Dataset listings of figures

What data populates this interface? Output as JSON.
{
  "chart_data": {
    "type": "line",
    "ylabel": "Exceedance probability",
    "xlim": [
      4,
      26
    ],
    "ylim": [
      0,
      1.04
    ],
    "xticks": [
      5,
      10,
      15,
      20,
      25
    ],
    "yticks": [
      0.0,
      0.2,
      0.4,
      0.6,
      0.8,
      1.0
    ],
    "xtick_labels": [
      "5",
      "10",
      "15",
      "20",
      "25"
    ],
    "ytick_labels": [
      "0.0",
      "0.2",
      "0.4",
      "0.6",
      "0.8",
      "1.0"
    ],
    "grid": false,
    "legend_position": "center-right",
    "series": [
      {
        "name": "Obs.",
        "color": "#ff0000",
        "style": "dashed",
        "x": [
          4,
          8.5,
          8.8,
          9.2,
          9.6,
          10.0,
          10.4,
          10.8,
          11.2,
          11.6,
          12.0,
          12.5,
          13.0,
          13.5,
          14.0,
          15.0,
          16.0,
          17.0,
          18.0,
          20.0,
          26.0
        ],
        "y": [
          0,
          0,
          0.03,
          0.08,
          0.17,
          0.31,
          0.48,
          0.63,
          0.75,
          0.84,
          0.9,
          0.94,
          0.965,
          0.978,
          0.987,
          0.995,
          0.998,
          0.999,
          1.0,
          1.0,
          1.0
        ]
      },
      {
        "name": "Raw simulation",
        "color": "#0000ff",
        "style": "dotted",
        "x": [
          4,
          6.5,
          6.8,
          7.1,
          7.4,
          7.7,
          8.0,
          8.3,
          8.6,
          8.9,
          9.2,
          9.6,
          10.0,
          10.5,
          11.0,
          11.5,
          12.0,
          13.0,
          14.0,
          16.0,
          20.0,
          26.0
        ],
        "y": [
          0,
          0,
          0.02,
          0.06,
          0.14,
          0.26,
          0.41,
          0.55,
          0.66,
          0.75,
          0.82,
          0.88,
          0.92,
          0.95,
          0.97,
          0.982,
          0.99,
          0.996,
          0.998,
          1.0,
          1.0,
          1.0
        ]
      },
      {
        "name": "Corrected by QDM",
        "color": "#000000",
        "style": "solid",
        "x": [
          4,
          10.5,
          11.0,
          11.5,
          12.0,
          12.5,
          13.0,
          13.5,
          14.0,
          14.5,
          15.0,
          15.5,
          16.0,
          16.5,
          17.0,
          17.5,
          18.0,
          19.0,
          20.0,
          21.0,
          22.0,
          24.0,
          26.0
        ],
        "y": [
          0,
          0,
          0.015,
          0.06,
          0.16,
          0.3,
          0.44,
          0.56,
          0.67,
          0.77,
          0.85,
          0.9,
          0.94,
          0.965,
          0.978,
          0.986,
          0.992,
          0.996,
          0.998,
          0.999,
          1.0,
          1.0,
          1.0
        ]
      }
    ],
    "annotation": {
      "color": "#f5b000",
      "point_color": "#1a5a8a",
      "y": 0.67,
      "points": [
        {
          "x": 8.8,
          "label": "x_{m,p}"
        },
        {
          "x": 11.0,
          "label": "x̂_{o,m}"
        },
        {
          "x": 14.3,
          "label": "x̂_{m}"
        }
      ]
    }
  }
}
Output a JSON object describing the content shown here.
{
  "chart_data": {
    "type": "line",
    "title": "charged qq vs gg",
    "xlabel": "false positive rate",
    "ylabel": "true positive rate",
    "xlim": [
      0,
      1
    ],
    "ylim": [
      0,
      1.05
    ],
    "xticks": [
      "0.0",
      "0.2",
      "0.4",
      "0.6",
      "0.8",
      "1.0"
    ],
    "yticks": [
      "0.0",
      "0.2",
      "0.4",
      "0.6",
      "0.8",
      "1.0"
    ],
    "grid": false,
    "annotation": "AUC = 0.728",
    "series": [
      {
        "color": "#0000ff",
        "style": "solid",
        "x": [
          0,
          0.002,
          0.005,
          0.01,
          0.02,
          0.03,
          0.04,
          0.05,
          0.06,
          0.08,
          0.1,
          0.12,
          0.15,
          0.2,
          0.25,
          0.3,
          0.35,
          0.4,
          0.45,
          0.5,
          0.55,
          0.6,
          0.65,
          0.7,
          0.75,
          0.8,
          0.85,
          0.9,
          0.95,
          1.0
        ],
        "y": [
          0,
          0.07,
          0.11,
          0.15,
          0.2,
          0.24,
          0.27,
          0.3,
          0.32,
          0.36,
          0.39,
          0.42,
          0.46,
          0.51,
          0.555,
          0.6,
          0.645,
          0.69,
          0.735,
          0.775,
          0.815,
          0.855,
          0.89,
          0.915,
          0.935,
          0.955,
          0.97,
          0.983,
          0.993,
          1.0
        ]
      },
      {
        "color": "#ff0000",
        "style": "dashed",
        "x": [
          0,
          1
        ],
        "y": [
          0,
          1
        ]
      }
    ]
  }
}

◆ **Exercise prompt**
Print the material above once more, exactly.

◆ **Correct output**
What data populates this interface? Output as JSON.
{
  "chart_data": {
    "type": "line",
    "ylabel": "Exceedance probability",
    "xlim": [
      4,
      26
    ],
    "ylim": [
      0,
      1.04
    ],
    "xticks": [
      5,
      10,
      15,
      20,
      25
    ],
    "yticks": [
      0.0,
      0.2,
      0.4,
      0.6,
      0.8,
      1.0
    ],
    "xtick_labels": [
      "5",
      "10",
      "15",
      "20",
      "25"
    ],
    "ytick_labels": [
      "0.0",
      "0.2",
      "0.4",
      "0.6",
      "0.8",
      "1.0"
    ],
    "grid": false,
    "legend_position": "center-right",
    "series": [
      {
        "name": "Obs.",
        "color": "#ff0000",
        "style": "dashed",
        "x": [
          4,
          8.5,
          8.8,
          9.2,
          9.6,
          10.0,
          10.4,
          10.8,
          11.2,
          11.6,
          12.0,
          12.5,
          13.0,
          13.5,
          14.0,
          15.0,
          16.0,
          17.0,
          18.0,
          20.0,
          26.0
        ],
        "y": [
          0,
          0,
          0.03,
          0.08,
          0.17,
          0.31,
          0.48,
          0.63,
          0.75,
          0.84,
          0.9,
          0.94,
          0.965,
          0.978,
          0.987,
          0.995,
          0.998,
          0.999,
          1.0,
          1.0,
          1.0
        ]
      },
      {
        "name": "Raw simulation",
        "color": "#0000ff",
        "style": "dotted",
        "x": [
          4,
          6.5,
          6.8,
          7.1,
          7.4,
          7.7,
          8.0,
          8.3,
          8.6,
          8.9,
          9.2,
          9.6,
          10.0,
          10.5,
          11.0,
          11.5,
          12.0,
          13.0,
          14.0,
          16.0,
          20.0,
          26.0
        ],
        "y": [
          0,
          0,
          0.02,
          0.06,
          0.14,
          0.26,
          0.41,
          0.55,
          0.66,
          0.75,
          0.82,
          0.88,
          0.92,
          0.95,
          0.97,
          0.982,
          0.99,
          0.996,
          0.998,
          1.0,
          1.0,
          1.0
        ]
      },
      {
        "name": "Corrected by QDM",
        "color": "#000000",
        "style": "solid",
        "x": [
          4,
          10.5,
          11.0,
          11.5,
          12.0,
          12.5,
          13.0,
          13.5,
          14.0,
          14.5,
          15.0,
          15.5,
          16.0,
          16.5,
          17.0,
          17.5,
          18.0,
          19.0,
          20.0,
          21.0,
          22.0,
          24.0,
          26.0
        ],
        "y": [
          0,
          0,
          0.015,
          0.06,
          0.16,
          0.3,
          0.44,
          0.56,
          0.67,
          0.77,
          0.85,
          0.9,
          0.94,
          0.965,
          0.978,
          0.986,
          0.992,
          0.996,
          0.998,
          0.999,
          1.0,
          1.0,
          1.0
        ]
      }
    ],
    "annotation": {
      "color": "#f5b000",
      "point_color": "#1a5a8a",
      "y": 0.67,
      "points": [
        {
          "x": 8.8,
          "label": "x_{m,p}"
        },
        {
          "x": 11.0,
          "label": "x̂_{o,m}"
        },
        {
          "x": 14.3,
          "label": "x̂_{m}"
        }
      ]
    }
  }
}
Output a JSON object describing the content shown here.
{
  "chart_data": {
    "type": "line",
    "title": "charged qq vs gg",
    "xlabel": "false positive rate",
    "ylabel": "true positive rate",
    "xlim": [
      0,
      1
    ],
    "ylim": [
      0,
      1.05
    ],
    "xticks": [
      "0.0",
      "0.2",
      "0.4",
      "0.6",
      "0.8",
      "1.0"
    ],
    "yticks": [
      "0.0",
      "0.2",
      "0.4",
      "0.6",
      "0.8",
      "1.0"
    ],
    "grid": false,
    "annotation": "AUC = 0.728",
    "series": [
      {
        "color": "#0000ff",
        "style": "solid",
        "x": [
          0,
          0.002,
          0.005,
          0.01,
          0.02,
          0.03,
          0.04,
          0.05,
          0.06,
          0.08,
          0.1,
          0.12,
          0.15,
          0.2,
          0.25,
          0.3,
          0.35,
          0.4,
          0.45,
          0.5,
          0.55,
          0.6,
          0.65,
          0.7,
          0.75,
          0.8,
          0.85,
          0.9,
          0.95,
          1.0
        ],
        "y": [
          0,
          0.07,
          0.11,
          0.15,
          0.2,
          0.24,
          0.27,
          0.3,
          0.32,
          0.36,
          0.39,
          0.42,
          0.46,
          0.51,
          0.555,
          0.6,
          0.645,
          0.69,
          0.735,
          0.775,
          0.815,
          0.855,
          0.89,
          0.915,
          0.935,
          0.955,
          0.97,
          0.983,
          0.993,
          1.0
        ]
      },
      {
        "color": "#ff0000",
        "style": "dashed",
        "x": [
          0,
          1
        ],
        "y": [
          0,
          1
        ]
      }
    ]
  }
}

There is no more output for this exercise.